(Saved entries)
>> BEGIN

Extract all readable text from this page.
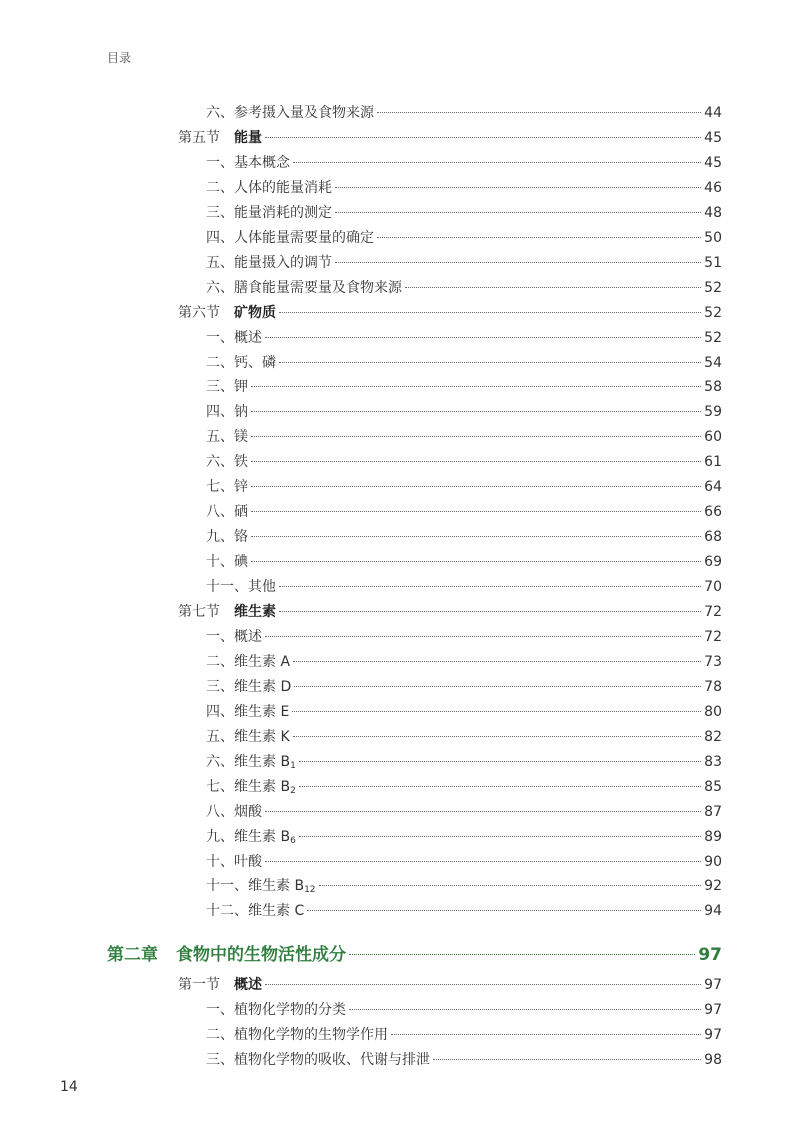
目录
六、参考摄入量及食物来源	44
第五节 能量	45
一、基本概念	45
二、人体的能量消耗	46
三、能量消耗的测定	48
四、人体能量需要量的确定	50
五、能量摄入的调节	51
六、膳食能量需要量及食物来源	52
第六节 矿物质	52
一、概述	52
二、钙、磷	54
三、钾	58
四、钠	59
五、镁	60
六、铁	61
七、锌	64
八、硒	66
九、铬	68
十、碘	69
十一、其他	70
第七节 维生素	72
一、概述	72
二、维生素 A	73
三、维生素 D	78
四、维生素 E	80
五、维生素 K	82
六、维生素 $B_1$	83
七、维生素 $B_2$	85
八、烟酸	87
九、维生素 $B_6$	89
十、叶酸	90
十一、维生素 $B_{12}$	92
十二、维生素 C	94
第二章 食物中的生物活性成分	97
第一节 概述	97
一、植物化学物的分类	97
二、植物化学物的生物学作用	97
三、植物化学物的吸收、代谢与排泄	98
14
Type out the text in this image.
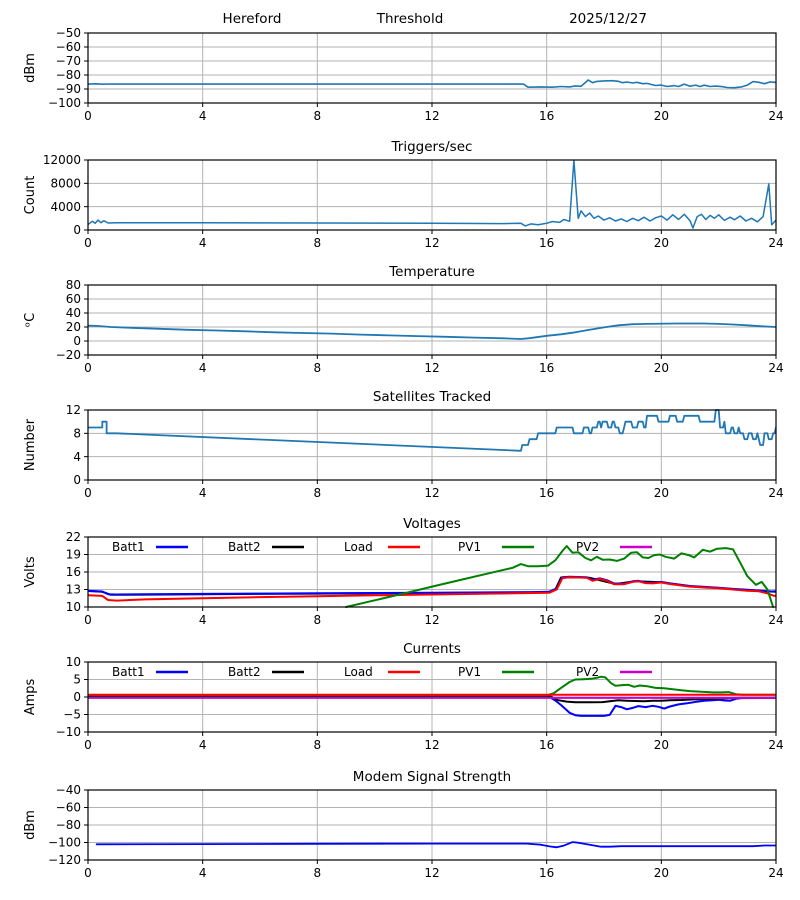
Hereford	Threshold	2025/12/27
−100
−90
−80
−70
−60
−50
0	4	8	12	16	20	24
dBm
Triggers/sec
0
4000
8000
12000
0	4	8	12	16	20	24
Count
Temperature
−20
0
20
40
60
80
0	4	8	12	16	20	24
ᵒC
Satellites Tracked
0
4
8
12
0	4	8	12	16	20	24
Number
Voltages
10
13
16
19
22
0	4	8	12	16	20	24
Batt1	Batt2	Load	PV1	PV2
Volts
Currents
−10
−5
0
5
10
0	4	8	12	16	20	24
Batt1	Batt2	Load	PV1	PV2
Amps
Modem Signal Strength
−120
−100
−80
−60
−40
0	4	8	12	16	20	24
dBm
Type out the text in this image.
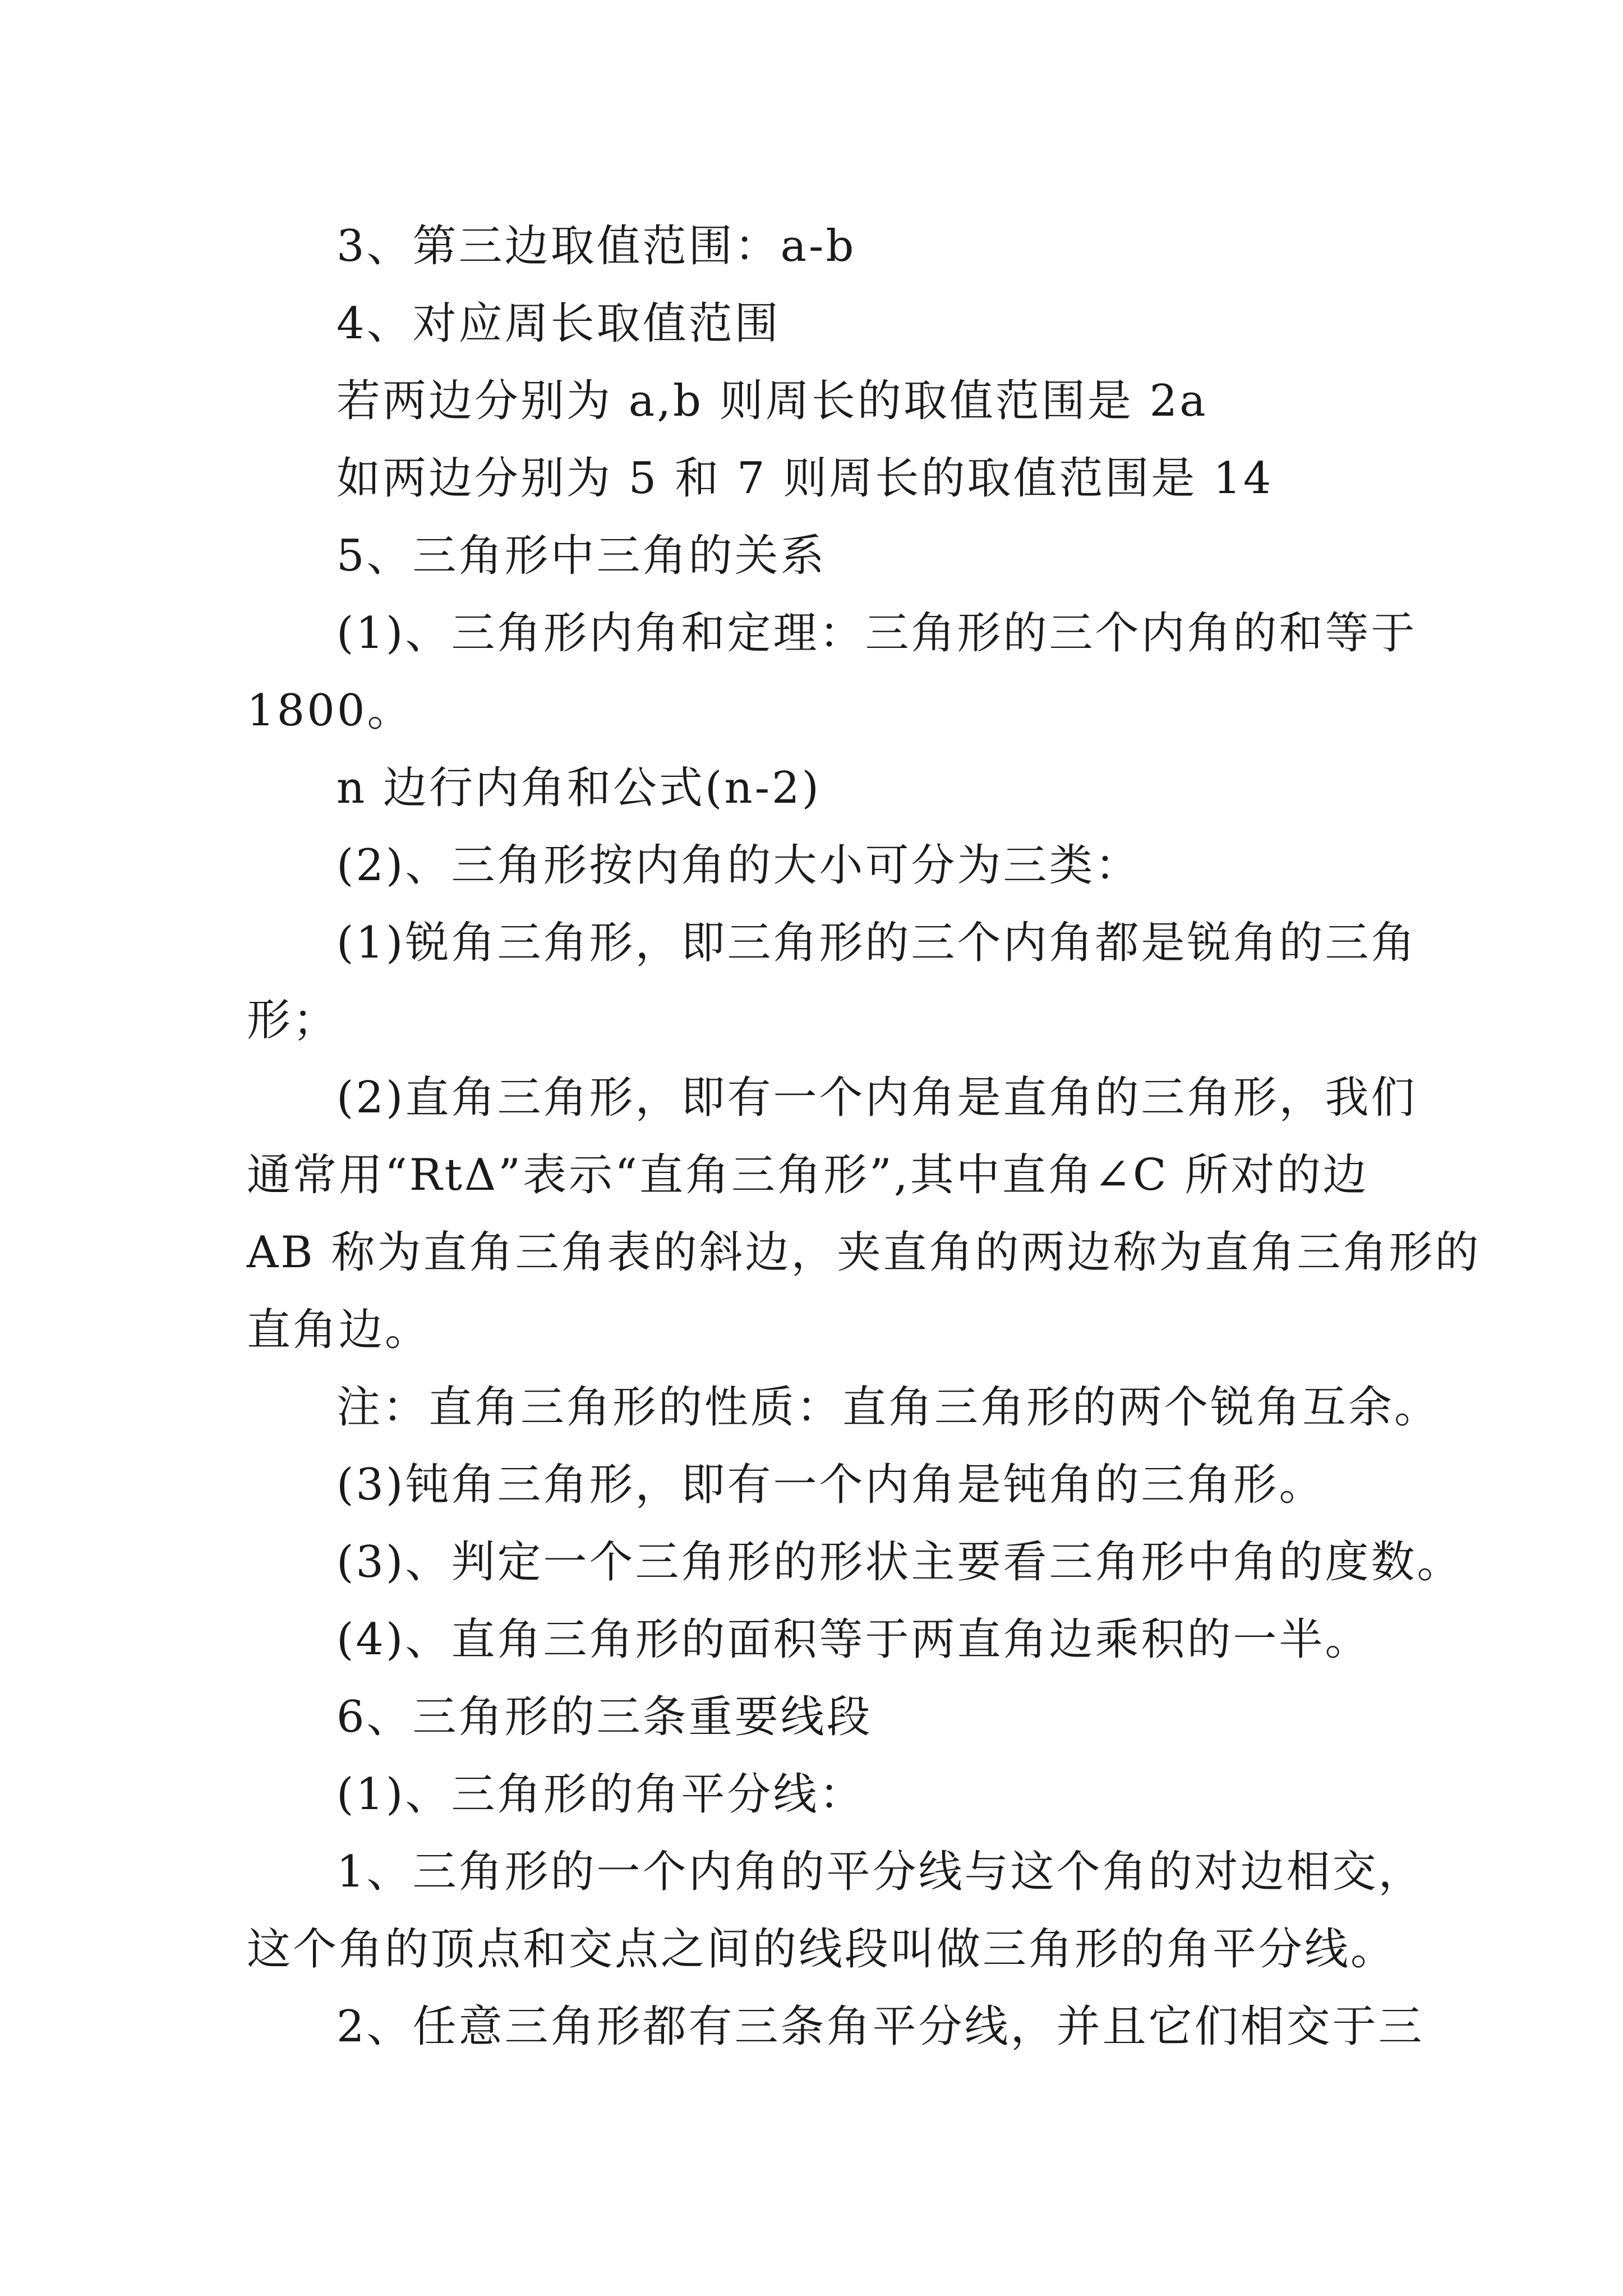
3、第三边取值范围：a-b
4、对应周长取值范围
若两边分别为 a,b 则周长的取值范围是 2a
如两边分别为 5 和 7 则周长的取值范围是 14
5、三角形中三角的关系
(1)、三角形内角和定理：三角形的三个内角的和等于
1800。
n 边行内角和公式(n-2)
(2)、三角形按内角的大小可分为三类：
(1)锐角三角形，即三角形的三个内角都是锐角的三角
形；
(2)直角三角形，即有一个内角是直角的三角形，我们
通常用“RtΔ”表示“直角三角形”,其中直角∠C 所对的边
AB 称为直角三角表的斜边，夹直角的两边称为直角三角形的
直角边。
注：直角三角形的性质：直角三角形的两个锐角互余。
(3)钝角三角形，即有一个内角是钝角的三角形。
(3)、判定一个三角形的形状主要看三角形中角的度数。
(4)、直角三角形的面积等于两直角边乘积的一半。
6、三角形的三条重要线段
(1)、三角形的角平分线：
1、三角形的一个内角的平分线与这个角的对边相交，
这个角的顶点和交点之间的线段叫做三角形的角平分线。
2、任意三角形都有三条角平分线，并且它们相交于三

>> END

_Given task_: Print the complete listing exactly, apart from any pictures.

_Finished exercise_:
Extract all readable text from this page.
目录
六、参考摄入量及食物来源	44
第五节 能量	45
一、基本概念	45
二、人体的能量消耗	46
三、能量消耗的测定	48
四、人体能量需要量的确定	50
五、能量摄入的调节	51
六、膳食能量需要量及食物来源	52
第六节 矿物质	52
一、概述	52
二、钙、磷	54
三、钾	58
四、钠	59
五、镁	60
六、铁	61
七、锌	64
八、硒	66
九、铬	68
十、碘	69
十一、其他	70
第七节 维生素	72
一、概述	72
二、维生素 A	73
三、维生素 D	78
四、维生素 E	80
五、维生素 K	82
六、维生素 $B_1$	83
七、维生素 $B_2$	85
八、烟酸	87
九、维生素 $B_6$	89
十、叶酸	90
十一、维生素 $B_{12}$	92
十二、维生素 C	94
第二章 食物中的生物活性成分	97
第一节 概述	97
一、植物化学物的分类	97
二、植物化学物的生物学作用	97
三、植物化学物的吸收、代谢与排泄	98
14
Type out the text in this image.
Hereford	Threshold	2025/12/27
−100
−90
−80
−70
−60
−50
0	4	8	12	16	20	24
dBm
Triggers/sec
0
4000
8000
12000
0	4	8	12	16	20	24
Count
Temperature
−20
0
20
40
60
80
0	4	8	12	16	20	24
ᵒC
Satellites Tracked
0
4
8
12
0	4	8	12	16	20	24
Number
Voltages
10
13
16
19
22
0	4	8	12	16	20	24
Batt1	Batt2	Load	PV1	PV2
Volts
Currents
−10
−5
0
5
10
0	4	8	12	16	20	24
Batt1	Batt2	Load	PV1	PV2
Amps
Modem Signal Strength
−120
−100
−80
−60
−40
0	4	8	12	16	20	24
dBm
Type out the text in this image.
3、第三边取值范围：a-b
4、对应周长取值范围
若两边分别为 a,b 则周长的取值范围是 2a
如两边分别为 5 和 7 则周长的取值范围是 14
5、三角形中三角的关系
(1)、三角形内角和定理：三角形的三个内角的和等于
1800。
n 边行内角和公式(n-2)
(2)、三角形按内角的大小可分为三类：
(1)锐角三角形，即三角形的三个内角都是锐角的三角
形；
(2)直角三角形，即有一个内角是直角的三角形，我们
通常用“RtΔ”表示“直角三角形”,其中直角∠C 所对的边
AB 称为直角三角表的斜边，夹直角的两边称为直角三角形的
直角边。
注：直角三角形的性质：直角三角形的两个锐角互余。
(3)钝角三角形，即有一个内角是钝角的三角形。
(3)、判定一个三角形的形状主要看三角形中角的度数。
(4)、直角三角形的面积等于两直角边乘积的一半。
6、三角形的三条重要线段
(1)、三角形的角平分线：
1、三角形的一个内角的平分线与这个角的对边相交，
这个角的顶点和交点之间的线段叫做三角形的角平分线。
2、任意三角形都有三条角平分线，并且它们相交于三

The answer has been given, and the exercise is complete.